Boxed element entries
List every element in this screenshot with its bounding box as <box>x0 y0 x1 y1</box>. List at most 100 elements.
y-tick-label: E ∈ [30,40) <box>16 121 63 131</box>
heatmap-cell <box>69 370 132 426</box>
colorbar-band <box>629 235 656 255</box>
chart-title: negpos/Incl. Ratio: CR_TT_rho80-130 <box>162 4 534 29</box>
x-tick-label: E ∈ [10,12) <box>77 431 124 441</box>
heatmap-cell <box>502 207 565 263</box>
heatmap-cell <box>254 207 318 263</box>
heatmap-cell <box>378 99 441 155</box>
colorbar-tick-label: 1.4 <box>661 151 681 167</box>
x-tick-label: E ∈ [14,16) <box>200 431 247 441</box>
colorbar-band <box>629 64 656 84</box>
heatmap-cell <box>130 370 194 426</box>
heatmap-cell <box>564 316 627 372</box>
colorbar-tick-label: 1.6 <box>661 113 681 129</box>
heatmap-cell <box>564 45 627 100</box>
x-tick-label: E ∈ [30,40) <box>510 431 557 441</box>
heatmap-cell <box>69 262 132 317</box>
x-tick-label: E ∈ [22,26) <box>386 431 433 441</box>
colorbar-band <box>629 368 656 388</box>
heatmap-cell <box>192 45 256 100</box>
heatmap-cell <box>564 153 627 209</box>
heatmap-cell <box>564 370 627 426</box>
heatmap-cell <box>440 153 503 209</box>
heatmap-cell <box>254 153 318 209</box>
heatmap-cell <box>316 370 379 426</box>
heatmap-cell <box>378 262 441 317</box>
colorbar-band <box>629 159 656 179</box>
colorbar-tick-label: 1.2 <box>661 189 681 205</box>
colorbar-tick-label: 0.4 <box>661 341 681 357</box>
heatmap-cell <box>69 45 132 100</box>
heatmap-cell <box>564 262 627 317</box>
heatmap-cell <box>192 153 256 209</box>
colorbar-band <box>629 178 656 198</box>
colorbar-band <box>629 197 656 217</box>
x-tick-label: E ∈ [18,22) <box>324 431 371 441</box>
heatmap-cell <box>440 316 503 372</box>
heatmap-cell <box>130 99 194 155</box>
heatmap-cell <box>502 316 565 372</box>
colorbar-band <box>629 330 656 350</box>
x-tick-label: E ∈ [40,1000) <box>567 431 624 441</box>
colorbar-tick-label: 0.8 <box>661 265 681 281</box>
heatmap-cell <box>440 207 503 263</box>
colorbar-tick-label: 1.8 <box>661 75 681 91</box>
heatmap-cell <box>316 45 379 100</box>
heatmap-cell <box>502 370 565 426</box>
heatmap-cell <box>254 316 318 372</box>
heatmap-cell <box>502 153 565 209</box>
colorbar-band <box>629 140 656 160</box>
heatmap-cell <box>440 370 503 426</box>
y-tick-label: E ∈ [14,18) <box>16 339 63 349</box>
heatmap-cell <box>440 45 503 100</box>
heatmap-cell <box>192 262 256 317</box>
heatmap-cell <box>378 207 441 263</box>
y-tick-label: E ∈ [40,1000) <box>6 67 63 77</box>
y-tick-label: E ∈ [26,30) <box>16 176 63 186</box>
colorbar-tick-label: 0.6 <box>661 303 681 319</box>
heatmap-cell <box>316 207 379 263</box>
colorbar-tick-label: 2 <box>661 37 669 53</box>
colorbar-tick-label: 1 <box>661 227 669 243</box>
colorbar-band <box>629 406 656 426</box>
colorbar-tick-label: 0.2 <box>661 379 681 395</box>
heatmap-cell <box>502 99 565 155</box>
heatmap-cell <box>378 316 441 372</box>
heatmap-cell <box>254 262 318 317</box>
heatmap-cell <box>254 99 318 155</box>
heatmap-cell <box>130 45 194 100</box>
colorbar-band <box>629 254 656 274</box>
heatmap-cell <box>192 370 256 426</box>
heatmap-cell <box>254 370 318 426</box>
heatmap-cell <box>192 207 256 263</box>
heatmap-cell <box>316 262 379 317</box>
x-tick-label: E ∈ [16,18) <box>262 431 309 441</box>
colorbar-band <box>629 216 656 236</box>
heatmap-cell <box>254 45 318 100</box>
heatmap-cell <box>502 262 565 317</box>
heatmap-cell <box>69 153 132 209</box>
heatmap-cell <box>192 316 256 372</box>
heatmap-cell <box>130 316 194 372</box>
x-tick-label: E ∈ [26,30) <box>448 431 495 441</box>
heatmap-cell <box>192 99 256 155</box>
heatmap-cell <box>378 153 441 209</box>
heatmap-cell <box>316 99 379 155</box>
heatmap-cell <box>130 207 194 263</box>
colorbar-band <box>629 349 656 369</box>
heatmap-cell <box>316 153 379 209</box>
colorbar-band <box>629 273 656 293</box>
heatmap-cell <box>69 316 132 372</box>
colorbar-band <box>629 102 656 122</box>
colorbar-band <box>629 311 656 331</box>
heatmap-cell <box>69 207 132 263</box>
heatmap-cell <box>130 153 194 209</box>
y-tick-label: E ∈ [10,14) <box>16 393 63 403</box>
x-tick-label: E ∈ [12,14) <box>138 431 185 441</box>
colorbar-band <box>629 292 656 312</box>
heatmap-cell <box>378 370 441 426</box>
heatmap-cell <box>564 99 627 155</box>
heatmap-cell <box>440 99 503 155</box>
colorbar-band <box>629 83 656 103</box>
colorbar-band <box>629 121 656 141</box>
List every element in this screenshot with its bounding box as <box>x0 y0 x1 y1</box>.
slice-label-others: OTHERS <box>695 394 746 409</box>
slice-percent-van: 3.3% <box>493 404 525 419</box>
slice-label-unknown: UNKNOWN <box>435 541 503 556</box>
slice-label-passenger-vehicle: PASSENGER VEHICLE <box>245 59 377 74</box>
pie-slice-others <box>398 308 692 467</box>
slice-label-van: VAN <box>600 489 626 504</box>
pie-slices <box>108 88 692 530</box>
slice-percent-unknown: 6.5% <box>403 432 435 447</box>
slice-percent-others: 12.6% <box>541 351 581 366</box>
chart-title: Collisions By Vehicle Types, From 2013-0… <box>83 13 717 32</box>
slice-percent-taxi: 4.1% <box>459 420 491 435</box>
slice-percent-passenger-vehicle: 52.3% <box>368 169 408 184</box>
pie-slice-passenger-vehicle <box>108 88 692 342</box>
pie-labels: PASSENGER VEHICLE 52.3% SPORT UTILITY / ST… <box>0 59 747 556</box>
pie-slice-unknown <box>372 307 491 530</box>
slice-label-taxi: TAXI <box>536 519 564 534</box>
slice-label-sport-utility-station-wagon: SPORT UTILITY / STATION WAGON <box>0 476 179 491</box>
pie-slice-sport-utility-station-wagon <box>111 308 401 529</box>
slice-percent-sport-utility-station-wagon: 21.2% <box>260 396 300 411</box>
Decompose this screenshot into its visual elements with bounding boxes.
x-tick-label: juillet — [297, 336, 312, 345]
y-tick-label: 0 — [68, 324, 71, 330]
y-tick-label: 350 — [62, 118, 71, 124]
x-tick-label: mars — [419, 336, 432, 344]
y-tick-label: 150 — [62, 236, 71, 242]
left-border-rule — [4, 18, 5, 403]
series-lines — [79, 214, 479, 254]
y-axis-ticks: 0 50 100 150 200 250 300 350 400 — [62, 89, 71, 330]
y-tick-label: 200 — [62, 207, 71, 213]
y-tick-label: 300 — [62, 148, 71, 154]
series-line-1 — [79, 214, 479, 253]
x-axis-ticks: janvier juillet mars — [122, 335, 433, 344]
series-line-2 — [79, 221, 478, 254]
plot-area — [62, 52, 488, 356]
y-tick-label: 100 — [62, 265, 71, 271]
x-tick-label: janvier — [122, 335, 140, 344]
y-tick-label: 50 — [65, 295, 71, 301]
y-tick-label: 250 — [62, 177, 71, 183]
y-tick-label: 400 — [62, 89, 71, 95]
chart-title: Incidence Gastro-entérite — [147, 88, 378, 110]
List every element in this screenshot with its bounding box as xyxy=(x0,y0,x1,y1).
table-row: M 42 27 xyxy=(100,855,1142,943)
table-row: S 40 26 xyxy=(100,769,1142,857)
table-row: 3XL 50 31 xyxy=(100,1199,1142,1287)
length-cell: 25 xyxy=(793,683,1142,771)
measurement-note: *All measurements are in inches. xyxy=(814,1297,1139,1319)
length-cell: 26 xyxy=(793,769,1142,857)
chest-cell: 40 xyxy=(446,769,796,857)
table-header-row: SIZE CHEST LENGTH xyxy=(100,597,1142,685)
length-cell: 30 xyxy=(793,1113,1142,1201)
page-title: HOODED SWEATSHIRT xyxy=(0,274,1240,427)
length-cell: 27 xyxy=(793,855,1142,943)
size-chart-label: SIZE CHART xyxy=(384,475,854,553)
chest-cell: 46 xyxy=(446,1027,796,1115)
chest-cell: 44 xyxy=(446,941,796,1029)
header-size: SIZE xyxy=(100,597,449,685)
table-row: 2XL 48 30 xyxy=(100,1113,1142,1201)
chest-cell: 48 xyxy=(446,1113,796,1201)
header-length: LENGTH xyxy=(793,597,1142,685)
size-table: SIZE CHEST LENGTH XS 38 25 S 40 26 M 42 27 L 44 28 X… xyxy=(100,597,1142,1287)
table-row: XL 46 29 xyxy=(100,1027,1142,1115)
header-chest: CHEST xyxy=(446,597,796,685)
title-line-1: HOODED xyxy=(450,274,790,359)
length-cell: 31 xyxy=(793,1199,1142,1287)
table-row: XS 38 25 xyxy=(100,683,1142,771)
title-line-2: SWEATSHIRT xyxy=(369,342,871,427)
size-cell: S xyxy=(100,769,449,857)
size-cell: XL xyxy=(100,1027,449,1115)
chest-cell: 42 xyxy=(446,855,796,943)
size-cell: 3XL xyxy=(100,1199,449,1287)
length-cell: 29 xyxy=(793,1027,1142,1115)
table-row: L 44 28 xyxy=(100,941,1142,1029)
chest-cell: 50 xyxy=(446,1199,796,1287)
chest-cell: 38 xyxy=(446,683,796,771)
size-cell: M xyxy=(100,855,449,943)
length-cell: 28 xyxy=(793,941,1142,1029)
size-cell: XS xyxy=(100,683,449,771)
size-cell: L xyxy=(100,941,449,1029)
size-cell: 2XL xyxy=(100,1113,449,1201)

Your task
Rewrite the records from the first line through the line with "colorbar-tick-label: 1.4 <box>661", putting "figure-title" in place of "chart-title" and leaving all else unchanged.

Written answer
List every element in this screenshot with its bounding box as <box>x0 y0 x1 y1</box>. List at most 100 elements.
y-tick-label: E ∈ [30,40) <box>16 121 63 131</box>
heatmap-cell <box>69 370 132 426</box>
colorbar-band <box>629 235 656 255</box>
figure-title: negpos/Incl. Ratio: CR_TT_rho80-130 <box>162 4 534 29</box>
x-tick-label: E ∈ [10,12) <box>77 431 124 441</box>
heatmap-cell <box>502 207 565 263</box>
heatmap-cell <box>254 207 318 263</box>
heatmap-cell <box>378 99 441 155</box>
colorbar-tick-label: 1.4 <box>661 151 681 167</box>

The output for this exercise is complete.